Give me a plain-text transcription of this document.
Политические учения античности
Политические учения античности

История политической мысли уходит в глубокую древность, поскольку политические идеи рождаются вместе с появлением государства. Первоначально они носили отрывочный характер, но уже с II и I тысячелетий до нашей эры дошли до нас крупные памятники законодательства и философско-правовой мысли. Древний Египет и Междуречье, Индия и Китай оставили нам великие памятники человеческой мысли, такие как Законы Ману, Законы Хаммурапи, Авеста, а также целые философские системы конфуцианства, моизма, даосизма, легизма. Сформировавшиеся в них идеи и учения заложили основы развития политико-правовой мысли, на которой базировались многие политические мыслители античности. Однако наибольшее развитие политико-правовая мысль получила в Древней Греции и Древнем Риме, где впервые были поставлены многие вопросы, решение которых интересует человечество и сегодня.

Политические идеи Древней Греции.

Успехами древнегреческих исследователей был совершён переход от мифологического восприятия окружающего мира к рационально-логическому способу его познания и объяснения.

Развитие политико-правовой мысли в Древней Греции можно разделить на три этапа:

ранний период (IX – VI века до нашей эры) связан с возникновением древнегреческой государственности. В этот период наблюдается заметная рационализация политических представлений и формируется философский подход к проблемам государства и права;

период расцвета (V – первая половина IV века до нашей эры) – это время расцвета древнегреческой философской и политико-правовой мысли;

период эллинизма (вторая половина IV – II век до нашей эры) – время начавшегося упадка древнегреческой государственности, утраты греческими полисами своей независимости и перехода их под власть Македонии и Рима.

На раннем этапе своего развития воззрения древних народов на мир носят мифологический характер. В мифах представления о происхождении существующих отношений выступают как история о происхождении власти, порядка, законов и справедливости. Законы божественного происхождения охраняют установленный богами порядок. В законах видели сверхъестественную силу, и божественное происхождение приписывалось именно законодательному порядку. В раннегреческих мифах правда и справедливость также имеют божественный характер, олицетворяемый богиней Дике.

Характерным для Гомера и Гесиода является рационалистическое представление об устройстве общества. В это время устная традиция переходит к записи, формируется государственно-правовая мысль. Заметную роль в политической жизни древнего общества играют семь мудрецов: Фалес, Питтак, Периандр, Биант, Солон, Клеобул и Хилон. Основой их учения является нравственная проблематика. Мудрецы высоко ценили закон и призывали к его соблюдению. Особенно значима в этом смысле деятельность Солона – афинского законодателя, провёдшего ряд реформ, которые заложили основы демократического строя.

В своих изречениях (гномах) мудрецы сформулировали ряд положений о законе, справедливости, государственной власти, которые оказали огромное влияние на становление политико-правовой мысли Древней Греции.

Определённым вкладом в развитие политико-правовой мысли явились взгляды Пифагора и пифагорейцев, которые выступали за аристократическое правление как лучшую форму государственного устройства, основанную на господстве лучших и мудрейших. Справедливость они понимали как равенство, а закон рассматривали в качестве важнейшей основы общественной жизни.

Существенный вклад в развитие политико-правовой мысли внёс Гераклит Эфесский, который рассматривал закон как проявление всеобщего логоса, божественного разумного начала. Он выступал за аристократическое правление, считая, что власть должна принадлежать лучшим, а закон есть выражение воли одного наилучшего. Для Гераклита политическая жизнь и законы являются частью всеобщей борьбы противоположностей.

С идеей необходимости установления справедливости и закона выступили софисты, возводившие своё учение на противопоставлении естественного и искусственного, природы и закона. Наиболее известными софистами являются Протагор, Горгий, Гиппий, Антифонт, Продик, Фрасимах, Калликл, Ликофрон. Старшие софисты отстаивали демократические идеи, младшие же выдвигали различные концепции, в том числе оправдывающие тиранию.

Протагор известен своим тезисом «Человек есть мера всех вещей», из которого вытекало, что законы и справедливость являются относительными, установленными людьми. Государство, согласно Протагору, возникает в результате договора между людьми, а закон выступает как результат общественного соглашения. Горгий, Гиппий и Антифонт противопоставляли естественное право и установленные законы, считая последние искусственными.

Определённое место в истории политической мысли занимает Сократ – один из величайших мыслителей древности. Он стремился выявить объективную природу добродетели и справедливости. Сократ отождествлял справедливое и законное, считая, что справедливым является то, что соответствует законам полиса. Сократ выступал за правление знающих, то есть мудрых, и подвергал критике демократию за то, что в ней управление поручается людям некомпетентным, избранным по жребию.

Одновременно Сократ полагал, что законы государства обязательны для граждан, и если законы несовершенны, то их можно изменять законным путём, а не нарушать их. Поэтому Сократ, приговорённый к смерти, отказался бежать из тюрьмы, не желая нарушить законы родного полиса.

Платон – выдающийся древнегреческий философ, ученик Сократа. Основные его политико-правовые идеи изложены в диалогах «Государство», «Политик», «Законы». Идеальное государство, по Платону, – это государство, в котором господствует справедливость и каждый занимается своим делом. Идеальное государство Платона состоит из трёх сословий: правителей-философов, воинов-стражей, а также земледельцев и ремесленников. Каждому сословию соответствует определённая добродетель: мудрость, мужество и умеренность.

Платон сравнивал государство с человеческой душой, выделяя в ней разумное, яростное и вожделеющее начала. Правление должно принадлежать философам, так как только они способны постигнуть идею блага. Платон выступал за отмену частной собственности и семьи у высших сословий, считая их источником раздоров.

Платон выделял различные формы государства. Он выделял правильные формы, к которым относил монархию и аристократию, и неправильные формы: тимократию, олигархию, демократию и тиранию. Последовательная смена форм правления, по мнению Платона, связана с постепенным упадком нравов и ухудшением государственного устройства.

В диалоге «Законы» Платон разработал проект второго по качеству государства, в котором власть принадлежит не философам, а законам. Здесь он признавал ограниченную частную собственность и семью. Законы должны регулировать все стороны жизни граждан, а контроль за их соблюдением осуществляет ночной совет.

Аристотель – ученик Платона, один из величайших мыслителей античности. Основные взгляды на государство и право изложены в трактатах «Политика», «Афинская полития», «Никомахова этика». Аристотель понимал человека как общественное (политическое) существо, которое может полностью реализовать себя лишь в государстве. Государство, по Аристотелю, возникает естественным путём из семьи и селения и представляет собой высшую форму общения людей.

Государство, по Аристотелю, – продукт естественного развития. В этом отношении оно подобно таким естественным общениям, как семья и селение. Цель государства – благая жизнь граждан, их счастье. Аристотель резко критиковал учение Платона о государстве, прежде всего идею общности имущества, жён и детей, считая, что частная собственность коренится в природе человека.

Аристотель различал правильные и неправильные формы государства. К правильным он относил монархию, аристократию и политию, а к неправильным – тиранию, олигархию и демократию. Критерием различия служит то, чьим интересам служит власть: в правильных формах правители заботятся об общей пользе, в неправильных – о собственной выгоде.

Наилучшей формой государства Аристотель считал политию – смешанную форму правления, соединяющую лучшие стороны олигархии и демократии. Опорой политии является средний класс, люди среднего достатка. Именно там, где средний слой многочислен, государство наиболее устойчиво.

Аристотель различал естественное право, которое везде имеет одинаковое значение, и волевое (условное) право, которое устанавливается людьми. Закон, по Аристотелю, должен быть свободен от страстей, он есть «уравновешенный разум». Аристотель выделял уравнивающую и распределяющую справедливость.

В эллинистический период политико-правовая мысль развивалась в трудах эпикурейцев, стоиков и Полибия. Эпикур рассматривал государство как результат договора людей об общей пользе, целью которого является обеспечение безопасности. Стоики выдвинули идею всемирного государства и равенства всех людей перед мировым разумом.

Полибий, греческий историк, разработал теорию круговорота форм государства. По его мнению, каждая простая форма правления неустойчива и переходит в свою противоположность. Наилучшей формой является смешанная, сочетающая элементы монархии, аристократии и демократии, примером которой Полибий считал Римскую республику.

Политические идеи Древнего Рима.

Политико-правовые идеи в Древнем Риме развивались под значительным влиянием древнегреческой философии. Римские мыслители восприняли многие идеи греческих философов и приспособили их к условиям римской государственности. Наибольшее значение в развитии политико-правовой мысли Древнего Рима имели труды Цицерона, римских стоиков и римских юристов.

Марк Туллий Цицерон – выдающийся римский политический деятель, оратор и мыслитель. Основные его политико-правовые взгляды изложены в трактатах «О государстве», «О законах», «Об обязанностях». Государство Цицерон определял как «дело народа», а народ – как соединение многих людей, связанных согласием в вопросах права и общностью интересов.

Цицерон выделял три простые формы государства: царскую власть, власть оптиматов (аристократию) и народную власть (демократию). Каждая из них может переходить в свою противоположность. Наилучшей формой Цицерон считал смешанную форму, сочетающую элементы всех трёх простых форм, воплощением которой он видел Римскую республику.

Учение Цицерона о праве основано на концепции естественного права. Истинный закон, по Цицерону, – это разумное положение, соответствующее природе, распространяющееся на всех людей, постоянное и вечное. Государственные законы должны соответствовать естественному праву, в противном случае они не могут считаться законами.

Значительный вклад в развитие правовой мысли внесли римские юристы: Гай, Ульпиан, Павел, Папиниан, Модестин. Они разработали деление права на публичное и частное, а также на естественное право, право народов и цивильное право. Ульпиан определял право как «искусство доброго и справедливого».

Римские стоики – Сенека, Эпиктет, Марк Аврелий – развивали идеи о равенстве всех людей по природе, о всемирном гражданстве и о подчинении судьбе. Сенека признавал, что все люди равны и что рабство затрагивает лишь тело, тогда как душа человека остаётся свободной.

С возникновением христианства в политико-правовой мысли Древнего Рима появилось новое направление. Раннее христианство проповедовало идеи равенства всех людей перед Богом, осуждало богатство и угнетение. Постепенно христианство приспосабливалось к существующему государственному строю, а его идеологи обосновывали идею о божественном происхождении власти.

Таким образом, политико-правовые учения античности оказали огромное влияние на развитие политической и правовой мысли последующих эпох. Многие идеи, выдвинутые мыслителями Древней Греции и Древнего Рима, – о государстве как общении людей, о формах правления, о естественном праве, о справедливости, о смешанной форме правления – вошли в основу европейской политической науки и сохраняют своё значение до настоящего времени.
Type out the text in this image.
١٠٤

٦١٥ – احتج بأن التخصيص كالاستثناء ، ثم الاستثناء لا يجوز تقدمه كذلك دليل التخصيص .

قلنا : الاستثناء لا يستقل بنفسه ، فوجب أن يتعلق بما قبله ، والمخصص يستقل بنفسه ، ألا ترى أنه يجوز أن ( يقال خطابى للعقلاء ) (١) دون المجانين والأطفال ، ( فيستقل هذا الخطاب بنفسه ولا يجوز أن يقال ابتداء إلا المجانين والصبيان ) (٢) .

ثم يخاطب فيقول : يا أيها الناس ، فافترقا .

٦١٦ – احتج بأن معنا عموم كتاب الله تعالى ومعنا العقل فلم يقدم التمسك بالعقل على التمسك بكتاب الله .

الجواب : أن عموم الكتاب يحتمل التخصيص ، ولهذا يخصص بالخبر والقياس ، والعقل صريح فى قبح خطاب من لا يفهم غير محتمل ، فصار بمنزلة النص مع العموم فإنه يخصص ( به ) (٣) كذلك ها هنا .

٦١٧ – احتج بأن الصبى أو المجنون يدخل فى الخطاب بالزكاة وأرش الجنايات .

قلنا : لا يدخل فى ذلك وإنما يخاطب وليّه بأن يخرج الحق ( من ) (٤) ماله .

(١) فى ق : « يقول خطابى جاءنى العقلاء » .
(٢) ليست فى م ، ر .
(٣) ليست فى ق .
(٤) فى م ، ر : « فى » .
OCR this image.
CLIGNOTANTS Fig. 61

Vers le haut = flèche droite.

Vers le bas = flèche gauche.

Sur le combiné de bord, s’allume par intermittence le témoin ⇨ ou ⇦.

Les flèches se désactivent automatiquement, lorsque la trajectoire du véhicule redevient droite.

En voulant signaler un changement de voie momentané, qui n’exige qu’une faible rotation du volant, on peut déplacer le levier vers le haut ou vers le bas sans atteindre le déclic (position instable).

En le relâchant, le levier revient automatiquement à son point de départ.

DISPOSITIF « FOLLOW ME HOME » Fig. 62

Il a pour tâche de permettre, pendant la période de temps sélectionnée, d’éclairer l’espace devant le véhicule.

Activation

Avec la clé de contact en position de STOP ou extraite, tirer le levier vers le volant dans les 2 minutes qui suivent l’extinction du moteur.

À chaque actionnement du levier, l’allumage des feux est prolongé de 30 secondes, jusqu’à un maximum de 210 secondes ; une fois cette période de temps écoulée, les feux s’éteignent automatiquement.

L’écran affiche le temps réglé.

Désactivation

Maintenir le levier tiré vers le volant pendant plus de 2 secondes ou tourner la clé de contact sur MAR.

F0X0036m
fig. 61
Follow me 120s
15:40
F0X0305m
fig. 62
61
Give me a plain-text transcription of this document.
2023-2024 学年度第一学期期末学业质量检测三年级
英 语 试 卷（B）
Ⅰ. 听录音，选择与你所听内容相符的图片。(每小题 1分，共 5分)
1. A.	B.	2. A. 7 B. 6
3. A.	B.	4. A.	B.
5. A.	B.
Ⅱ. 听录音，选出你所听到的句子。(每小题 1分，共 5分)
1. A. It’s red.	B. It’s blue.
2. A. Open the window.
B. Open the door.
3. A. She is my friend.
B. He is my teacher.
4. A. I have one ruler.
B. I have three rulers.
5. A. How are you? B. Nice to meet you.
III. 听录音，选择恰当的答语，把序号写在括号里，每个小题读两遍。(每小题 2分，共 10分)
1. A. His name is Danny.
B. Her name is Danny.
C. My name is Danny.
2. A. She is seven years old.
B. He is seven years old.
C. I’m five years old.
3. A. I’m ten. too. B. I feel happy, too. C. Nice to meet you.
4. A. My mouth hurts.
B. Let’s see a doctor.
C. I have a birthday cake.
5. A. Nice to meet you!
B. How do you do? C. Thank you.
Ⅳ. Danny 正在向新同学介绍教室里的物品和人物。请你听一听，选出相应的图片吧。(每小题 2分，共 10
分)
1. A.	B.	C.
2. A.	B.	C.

_____

▶ **Directions for this task**: Identify each line in the records above containing the word "можно"; copy those lines.

▶ **Written response**:
Развитие политико-правовой мысли в Древней Греции можно разделить на три этапа:
Одновременно Сократ полагал, что законы государства обязательны для граждан, и если законы несовершенны, то их можно изменять законным путём, а не нарушать их. Поэтому Сократ, приговорённый к смерти, отказался бежать из тюрьмы, не желая нарушить законы родного полиса.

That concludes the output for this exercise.